▶ Exercise prompt
Pick out each line with the word "text" from the material that follows.

********

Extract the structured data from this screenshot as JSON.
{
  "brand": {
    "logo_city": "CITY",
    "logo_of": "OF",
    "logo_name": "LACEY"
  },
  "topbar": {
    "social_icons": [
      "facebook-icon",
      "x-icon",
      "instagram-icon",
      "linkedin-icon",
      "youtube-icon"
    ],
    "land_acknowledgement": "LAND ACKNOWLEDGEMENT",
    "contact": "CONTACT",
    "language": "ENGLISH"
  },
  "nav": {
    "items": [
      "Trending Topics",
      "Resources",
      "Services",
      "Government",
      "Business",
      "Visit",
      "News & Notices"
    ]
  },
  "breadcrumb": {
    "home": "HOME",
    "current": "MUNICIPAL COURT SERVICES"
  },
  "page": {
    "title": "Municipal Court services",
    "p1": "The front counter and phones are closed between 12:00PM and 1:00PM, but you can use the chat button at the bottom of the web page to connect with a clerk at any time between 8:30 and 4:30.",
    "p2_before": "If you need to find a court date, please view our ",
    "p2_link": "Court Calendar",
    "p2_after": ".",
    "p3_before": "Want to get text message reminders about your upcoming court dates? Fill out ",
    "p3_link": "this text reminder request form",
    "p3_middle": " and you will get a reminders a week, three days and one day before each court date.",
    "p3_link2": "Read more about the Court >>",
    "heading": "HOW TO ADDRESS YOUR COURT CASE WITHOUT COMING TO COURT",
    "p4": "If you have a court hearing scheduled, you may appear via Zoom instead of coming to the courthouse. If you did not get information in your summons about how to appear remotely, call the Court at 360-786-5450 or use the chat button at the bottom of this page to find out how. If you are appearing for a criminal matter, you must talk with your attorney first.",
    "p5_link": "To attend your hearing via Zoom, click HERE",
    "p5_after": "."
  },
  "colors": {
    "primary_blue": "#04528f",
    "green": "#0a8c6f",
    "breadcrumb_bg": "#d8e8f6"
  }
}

********

▶ Reply to the task
    "p3_before": "Want to get text message reminders about your upcoming court dates? Fill out ",
    "p3_link": "this text reminder request form",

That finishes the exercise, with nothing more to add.